### [The problem]
Will you print the material below without altering a single character?

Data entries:
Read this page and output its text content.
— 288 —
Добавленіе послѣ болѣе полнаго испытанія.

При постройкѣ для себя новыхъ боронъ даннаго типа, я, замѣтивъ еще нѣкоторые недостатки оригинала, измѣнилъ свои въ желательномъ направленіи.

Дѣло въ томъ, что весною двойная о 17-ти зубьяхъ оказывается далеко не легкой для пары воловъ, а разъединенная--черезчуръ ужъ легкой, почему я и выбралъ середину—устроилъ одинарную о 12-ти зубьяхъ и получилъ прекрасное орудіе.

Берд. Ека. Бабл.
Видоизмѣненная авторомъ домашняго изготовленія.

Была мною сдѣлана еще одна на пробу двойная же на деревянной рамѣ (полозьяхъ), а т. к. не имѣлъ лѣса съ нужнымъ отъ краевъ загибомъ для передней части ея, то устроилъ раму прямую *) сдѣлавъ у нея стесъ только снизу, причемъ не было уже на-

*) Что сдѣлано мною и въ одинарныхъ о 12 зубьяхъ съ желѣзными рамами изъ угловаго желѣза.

### [Task answer]
Read this page and output its text content.
— 288 —
Добавленіе послѣ болѣе полнаго испытанія.

При постройкѣ для себя новыхъ боронъ даннаго типа, я, замѣтивъ еще нѣкоторые недостатки оригинала, измѣнилъ свои въ желательномъ направленіи.

Дѣло въ томъ, что весною двойная о 17-ти зубьяхъ оказывается далеко не легкой для пары воловъ, а разъединенная--черезчуръ ужъ легкой, почему я и выбралъ середину—устроилъ одинарную о 12-ти зубьяхъ и получилъ прекрасное орудіе.

Берд. Ека. Бабл.
Видоизмѣненная авторомъ домашняго изготовленія.

Была мною сдѣлана еще одна на пробу двойная же на деревянной рамѣ (полозьяхъ), а т. к. не имѣлъ лѣса съ нужнымъ отъ краевъ загибомъ для передней части ея, то устроилъ раму прямую *) сдѣлавъ у нея стесъ только снизу, причемъ не было уже на-

*) Что сдѣлано мною и въ одинарныхъ о 12 зубьяхъ съ желѣзными рамами изъ угловаго желѣза.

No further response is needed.